▸ Direction:
Each record is to be printed again precisely as it reads.
··· Information shown ···
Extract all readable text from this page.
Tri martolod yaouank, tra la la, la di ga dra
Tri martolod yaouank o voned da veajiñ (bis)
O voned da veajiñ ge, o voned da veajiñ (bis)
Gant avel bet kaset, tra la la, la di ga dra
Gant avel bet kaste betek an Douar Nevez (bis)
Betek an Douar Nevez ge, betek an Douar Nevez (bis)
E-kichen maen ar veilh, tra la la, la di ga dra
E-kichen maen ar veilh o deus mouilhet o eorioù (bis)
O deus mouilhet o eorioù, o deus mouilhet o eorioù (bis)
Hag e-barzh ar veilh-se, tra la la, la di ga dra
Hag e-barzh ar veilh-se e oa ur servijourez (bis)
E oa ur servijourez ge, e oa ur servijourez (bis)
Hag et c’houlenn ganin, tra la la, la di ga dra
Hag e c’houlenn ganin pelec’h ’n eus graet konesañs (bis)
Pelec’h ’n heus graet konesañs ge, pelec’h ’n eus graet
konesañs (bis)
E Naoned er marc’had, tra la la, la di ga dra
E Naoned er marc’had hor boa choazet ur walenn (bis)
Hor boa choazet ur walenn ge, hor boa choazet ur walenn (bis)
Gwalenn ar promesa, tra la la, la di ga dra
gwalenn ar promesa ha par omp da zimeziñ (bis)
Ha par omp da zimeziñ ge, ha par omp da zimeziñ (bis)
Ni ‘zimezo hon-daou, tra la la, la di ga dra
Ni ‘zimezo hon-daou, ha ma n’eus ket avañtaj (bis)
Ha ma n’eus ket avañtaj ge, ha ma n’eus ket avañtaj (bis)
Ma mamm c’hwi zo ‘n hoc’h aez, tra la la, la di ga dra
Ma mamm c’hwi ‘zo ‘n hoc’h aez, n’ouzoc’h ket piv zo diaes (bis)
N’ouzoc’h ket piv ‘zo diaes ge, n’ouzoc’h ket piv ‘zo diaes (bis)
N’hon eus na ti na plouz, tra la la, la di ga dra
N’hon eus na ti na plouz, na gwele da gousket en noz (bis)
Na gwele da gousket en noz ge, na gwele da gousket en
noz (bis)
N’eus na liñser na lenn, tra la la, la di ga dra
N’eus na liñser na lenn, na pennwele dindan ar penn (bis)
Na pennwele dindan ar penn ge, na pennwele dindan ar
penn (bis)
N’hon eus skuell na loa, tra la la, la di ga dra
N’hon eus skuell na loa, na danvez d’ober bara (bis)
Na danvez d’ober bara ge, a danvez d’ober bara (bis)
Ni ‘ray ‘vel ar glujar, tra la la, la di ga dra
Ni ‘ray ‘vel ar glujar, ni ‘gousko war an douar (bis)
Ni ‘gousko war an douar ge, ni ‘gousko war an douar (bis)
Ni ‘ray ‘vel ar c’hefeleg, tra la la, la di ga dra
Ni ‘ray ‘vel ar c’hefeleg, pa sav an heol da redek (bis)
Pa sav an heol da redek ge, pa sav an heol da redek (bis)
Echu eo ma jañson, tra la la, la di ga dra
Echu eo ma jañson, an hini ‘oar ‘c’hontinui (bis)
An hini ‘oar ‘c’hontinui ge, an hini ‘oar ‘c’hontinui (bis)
···
▸ Complete response:
Extract all readable text from this page.
Tri martolod yaouank, tra la la, la di ga dra
Tri martolod yaouank o voned da veajiñ (bis)
O voned da veajiñ ge, o voned da veajiñ (bis)
Gant avel bet kaset, tra la la, la di ga dra
Gant avel bet kaste betek an Douar Nevez (bis)
Betek an Douar Nevez ge, betek an Douar Nevez (bis)
E-kichen maen ar veilh, tra la la, la di ga dra
E-kichen maen ar veilh o deus mouilhet o eorioù (bis)
O deus mouilhet o eorioù, o deus mouilhet o eorioù (bis)
Hag e-barzh ar veilh-se, tra la la, la di ga dra
Hag e-barzh ar veilh-se e oa ur servijourez (bis)
E oa ur servijourez ge, e oa ur servijourez (bis)
Hag et c’houlenn ganin, tra la la, la di ga dra
Hag e c’houlenn ganin pelec’h ’n eus graet konesañs (bis)
Pelec’h ’n heus graet konesañs ge, pelec’h ’n eus graet
konesañs (bis)
E Naoned er marc’had, tra la la, la di ga dra
E Naoned er marc’had hor boa choazet ur walenn (bis)
Hor boa choazet ur walenn ge, hor boa choazet ur walenn (bis)
Gwalenn ar promesa, tra la la, la di ga dra
gwalenn ar promesa ha par omp da zimeziñ (bis)
Ha par omp da zimeziñ ge, ha par omp da zimeziñ (bis)
Ni ‘zimezo hon-daou, tra la la, la di ga dra
Ni ‘zimezo hon-daou, ha ma n’eus ket avañtaj (bis)
Ha ma n’eus ket avañtaj ge, ha ma n’eus ket avañtaj (bis)
Ma mamm c’hwi zo ‘n hoc’h aez, tra la la, la di ga dra
Ma mamm c’hwi ‘zo ‘n hoc’h aez, n’ouzoc’h ket piv zo diaes (bis)
N’ouzoc’h ket piv ‘zo diaes ge, n’ouzoc’h ket piv ‘zo diaes (bis)
N’hon eus na ti na plouz, tra la la, la di ga dra
N’hon eus na ti na plouz, na gwele da gousket en noz (bis)
Na gwele da gousket en noz ge, na gwele da gousket en
noz (bis)
N’eus na liñser na lenn, tra la la, la di ga dra
N’eus na liñser na lenn, na pennwele dindan ar penn (bis)
Na pennwele dindan ar penn ge, na pennwele dindan ar
penn (bis)
N’hon eus skuell na loa, tra la la, la di ga dra
N’hon eus skuell na loa, na danvez d’ober bara (bis)
Na danvez d’ober bara ge, a danvez d’ober bara (bis)
Ni ‘ray ‘vel ar glujar, tra la la, la di ga dra
Ni ‘ray ‘vel ar glujar, ni ‘gousko war an douar (bis)
Ni ‘gousko war an douar ge, ni ‘gousko war an douar (bis)
Ni ‘ray ‘vel ar c’hefeleg, tra la la, la di ga dra
Ni ‘ray ‘vel ar c’hefeleg, pa sav an heol da redek (bis)
Pa sav an heol da redek ge, pa sav an heol da redek (bis)
Echu eo ma jañson, tra la la, la di ga dra
Echu eo ma jañson, an hini ‘oar ‘c’hontinui (bis)
An hini ‘oar ‘c’hontinui ge, an hini ‘oar ‘c’hontinui (bis)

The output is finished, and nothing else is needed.